Short exercise :: Your task is to reproduce exactly the lines from the line with "Convert this document image to plain text." through the end of the records below.

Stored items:
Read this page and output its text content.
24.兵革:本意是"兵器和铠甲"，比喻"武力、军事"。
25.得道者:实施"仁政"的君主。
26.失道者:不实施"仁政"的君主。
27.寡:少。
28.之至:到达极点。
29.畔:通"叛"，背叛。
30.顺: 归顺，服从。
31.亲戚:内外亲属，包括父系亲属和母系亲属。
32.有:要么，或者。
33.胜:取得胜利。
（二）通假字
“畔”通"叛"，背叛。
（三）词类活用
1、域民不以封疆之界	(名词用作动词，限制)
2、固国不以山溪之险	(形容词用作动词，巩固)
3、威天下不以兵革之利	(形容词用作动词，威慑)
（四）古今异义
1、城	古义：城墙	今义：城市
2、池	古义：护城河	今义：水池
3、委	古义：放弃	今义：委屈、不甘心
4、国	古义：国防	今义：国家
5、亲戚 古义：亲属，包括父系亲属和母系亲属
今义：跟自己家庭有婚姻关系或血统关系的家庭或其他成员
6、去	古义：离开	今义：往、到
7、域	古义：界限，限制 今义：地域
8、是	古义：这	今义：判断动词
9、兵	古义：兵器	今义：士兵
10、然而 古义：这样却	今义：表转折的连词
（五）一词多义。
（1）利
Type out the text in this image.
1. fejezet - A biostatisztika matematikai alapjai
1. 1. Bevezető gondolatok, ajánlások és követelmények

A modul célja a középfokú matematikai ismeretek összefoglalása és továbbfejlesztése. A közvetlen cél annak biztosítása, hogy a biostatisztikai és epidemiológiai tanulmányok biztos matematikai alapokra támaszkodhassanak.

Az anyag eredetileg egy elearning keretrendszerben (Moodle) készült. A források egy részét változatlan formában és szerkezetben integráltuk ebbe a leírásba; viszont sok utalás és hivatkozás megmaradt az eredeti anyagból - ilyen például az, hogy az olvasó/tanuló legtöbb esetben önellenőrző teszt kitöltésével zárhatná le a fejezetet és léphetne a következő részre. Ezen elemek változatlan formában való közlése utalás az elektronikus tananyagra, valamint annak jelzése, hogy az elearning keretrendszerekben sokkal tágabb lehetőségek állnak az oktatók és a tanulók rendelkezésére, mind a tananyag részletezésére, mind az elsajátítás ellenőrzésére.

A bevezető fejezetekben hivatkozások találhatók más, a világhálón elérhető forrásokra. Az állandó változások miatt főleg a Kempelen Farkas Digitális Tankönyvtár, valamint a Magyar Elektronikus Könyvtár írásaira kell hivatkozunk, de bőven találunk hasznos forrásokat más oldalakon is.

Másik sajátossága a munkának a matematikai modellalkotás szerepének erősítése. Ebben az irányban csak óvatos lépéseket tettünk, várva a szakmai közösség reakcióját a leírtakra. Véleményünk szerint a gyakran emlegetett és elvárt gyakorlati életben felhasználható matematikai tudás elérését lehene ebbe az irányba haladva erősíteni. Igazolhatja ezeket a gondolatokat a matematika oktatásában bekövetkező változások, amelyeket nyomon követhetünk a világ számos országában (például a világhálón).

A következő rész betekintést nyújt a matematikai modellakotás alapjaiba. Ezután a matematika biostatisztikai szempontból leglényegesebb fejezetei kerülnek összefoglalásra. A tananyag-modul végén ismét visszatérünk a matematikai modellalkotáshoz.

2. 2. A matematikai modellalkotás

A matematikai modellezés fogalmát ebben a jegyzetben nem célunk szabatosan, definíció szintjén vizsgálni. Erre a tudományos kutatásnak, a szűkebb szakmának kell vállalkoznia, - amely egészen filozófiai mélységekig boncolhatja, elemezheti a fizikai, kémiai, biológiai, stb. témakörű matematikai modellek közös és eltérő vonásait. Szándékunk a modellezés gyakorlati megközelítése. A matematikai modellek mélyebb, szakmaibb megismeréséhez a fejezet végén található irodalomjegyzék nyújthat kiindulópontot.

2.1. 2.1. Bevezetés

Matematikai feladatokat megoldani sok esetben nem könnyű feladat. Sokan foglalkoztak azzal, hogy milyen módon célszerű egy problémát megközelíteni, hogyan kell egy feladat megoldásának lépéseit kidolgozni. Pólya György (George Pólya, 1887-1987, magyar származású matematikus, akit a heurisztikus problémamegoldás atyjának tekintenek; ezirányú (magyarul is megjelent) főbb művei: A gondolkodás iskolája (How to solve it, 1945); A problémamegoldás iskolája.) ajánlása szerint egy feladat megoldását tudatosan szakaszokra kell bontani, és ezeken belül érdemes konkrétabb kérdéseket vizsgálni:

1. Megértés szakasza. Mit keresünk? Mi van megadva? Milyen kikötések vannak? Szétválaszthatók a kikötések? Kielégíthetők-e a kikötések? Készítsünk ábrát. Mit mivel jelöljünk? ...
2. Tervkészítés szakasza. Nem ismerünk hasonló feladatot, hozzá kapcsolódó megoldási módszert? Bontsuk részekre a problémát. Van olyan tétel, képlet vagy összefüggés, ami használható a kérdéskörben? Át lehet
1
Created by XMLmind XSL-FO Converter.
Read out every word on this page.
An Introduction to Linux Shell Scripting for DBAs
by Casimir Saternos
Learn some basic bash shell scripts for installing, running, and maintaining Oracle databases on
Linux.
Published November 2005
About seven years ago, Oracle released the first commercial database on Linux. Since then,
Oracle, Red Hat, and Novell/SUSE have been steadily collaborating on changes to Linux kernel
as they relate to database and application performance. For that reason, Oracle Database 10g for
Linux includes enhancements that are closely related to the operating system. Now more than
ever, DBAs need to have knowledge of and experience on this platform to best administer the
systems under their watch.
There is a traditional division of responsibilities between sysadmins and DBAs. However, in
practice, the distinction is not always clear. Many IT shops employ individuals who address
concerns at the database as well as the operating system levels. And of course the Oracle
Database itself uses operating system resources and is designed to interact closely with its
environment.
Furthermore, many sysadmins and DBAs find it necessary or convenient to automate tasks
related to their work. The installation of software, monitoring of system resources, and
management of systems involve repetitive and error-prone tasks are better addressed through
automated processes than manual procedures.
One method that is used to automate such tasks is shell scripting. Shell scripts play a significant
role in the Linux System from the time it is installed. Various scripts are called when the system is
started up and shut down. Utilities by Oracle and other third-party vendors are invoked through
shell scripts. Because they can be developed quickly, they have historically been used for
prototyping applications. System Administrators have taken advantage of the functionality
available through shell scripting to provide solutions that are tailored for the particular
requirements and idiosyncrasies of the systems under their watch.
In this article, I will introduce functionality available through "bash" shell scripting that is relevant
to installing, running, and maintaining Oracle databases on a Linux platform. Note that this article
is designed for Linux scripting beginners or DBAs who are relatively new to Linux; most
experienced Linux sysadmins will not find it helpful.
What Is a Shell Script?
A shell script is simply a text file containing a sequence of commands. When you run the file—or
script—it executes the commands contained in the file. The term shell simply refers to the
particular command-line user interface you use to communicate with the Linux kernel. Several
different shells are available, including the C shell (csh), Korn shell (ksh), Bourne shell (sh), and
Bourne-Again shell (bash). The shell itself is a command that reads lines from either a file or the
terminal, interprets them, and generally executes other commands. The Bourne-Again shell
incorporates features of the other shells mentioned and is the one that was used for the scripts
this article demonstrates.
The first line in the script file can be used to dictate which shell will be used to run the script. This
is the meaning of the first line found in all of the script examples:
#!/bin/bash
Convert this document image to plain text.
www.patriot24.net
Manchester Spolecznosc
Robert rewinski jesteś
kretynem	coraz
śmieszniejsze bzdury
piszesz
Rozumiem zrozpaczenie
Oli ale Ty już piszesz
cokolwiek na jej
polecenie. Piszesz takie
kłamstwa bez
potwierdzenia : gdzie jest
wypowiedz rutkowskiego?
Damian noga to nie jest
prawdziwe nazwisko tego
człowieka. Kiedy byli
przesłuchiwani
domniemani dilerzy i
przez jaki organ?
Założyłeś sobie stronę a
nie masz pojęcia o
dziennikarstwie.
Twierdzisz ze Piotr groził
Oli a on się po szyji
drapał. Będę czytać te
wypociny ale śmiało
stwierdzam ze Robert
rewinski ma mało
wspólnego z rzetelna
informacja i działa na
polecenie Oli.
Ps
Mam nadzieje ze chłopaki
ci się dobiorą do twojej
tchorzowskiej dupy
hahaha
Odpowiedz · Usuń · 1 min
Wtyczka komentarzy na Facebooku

Response to the exercise ::
Convert this document image to plain text.
www.patriot24.net
Manchester Spolecznosc
Robert rewinski jesteś
kretynem	coraz
śmieszniejsze bzdury
piszesz
Rozumiem zrozpaczenie
Oli ale Ty już piszesz
cokolwiek na jej
polecenie. Piszesz takie
kłamstwa bez
potwierdzenia : gdzie jest
wypowiedz rutkowskiego?
Damian noga to nie jest
prawdziwe nazwisko tego
człowieka. Kiedy byli
przesłuchiwani
domniemani dilerzy i
przez jaki organ?
Założyłeś sobie stronę a
nie masz pojęcia o
dziennikarstwie.
Twierdzisz ze Piotr groził
Oli a on się po szyji
drapał. Będę czytać te
wypociny ale śmiało
stwierdzam ze Robert
rewinski ma mało
wspólnego z rzetelna
informacja i działa na
polecenie Oli.
Ps
Mam nadzieje ze chłopaki
ci się dobiorą do twojej
tchorzowskiej dupy
hahaha
Odpowiedz · Usuń · 1 min
Wtyczka komentarzy na Facebooku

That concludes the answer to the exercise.